#### Given records:
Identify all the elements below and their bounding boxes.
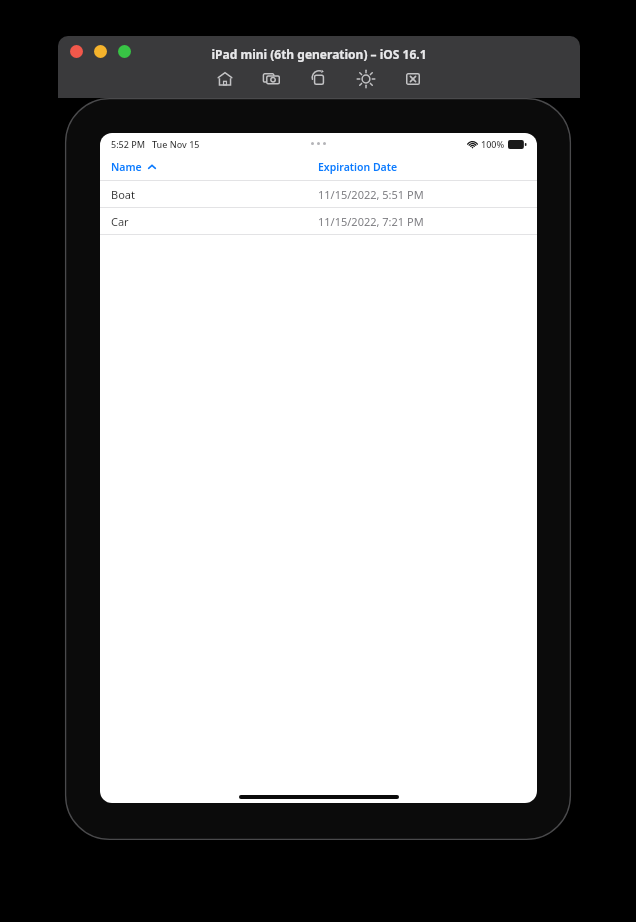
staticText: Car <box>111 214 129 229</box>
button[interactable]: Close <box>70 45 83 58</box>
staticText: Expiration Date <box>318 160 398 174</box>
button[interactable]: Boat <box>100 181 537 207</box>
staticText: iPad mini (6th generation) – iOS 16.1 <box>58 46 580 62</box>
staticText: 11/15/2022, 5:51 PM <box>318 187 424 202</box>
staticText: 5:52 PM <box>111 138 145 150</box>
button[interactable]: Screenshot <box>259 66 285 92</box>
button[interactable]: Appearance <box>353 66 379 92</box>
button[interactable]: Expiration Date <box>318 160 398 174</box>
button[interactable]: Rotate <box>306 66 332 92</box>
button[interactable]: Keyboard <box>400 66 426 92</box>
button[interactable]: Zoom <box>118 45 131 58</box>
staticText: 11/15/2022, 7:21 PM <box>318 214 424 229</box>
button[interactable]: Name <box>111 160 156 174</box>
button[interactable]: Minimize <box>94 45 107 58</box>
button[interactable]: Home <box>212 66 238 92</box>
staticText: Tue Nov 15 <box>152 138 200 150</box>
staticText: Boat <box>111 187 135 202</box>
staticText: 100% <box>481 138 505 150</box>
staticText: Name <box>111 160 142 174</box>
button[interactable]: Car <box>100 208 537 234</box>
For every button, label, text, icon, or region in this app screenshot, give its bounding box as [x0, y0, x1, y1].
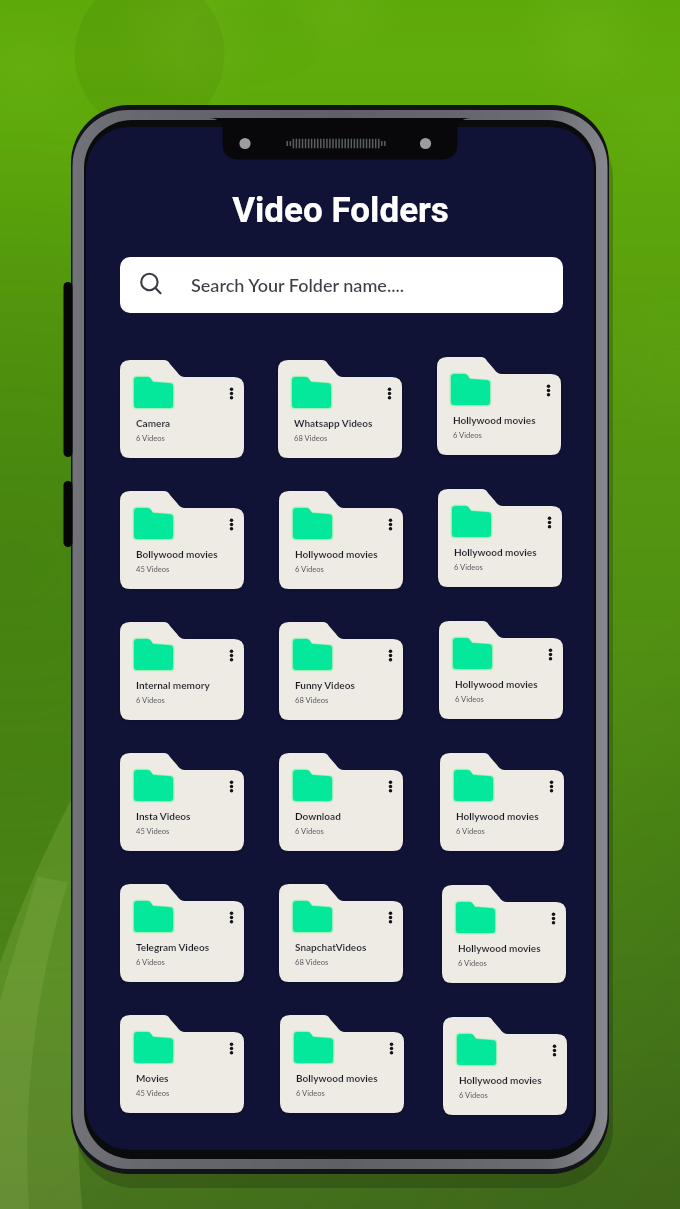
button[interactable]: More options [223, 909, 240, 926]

#### Work instructions:
Find every line in the entries above that contains the word "bounding", and copy each of those lines.

#### Correct result:
Identify all the elements below and their bounding boxes.
For every button, label, text, icon, or region in this app screenshot, give its bounding box as [x0, y0, x1, y1].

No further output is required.